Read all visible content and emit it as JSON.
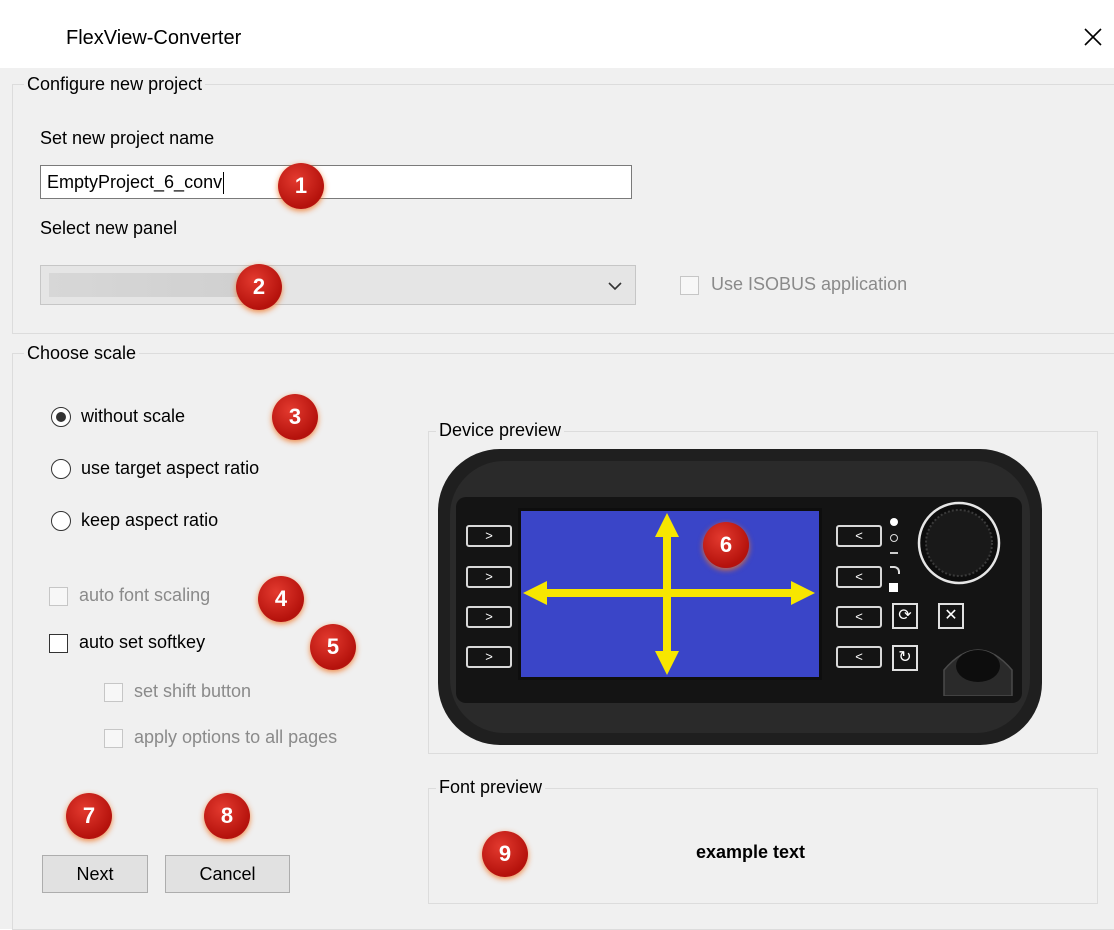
{
  "window": {
    "title": "FlexView-Converter"
  },
  "configure": {
    "legend": "Configure new project",
    "name_label": "Set new project name",
    "name_value": "EmptyProject_6_conv",
    "panel_label": "Select new panel",
    "isobus_label": "Use ISOBUS application"
  },
  "scale": {
    "legend": "Choose scale",
    "options": [
      "without scale",
      "use target aspect ratio",
      "keep aspect ratio"
    ],
    "selected_option": "without scale",
    "auto_font_scaling": "auto font scaling",
    "auto_set_softkey": "auto set softkey",
    "set_shift_button": "set shift button",
    "apply_options": "apply options to all pages"
  },
  "device_preview": {
    "legend": "Device preview"
  },
  "font_preview": {
    "legend": "Font preview",
    "sample": "example text"
  },
  "buttons": {
    "next": "Next",
    "cancel": "Cancel"
  },
  "callouts": [
    "1",
    "2",
    "3",
    "4",
    "5",
    "6",
    "7",
    "8",
    "9"
  ],
  "icons": {
    "close": "close-icon",
    "dropdown": "chevron-down-icon",
    "softkey": "softkey-arrow-icon",
    "arrows": "four-way-arrow-icon",
    "knob": "rotary-knob-icon"
  },
  "colors": {
    "screen_blue": "#3a45c8",
    "arrow_yellow": "#f7e600",
    "callout_red": "#c9201a",
    "device_body": "#1f1f1f"
  }
}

================

## The task
Reproduce the material above in full and without alteration, but skip all pictures.

## Output below
Read all visible content and emit it as JSON.
{
  "window": {
    "title": "FlexView-Converter"
  },
  "configure": {
    "legend": "Configure new project",
    "name_label": "Set new project name",
    "name_value": "EmptyProject_6_conv",
    "panel_label": "Select new panel",
    "isobus_label": "Use ISOBUS application"
  },
  "scale": {
    "legend": "Choose scale",
    "options": [
      "without scale",
      "use target aspect ratio",
      "keep aspect ratio"
    ],
    "selected_option": "without scale",
    "auto_font_scaling": "auto font scaling",
    "auto_set_softkey": "auto set softkey",
    "set_shift_button": "set shift button",
    "apply_options": "apply options to all pages"
  },
  "device_preview": {
    "legend": "Device preview"
  },
  "font_preview": {
    "legend": "Font preview",
    "sample": "example text"
  },
  "buttons": {
    "next": "Next",
    "cancel": "Cancel"
  },
  "callouts": [
    "1",
    "2",
    "3",
    "4",
    "5",
    "6",
    "7",
    "8",
    "9"
  ],
  "icons": {
    "close": "close-icon",
    "dropdown": "chevron-down-icon",
    "softkey": "softkey-arrow-icon",
    "arrows": "four-way-arrow-icon",
    "knob": "rotary-knob-icon"
  },
  "colors": {
    "screen_blue": "#3a45c8",
    "arrow_yellow": "#f7e600",
    "callout_red": "#c9201a",
    "device_body": "#1f1f1f"
  }
}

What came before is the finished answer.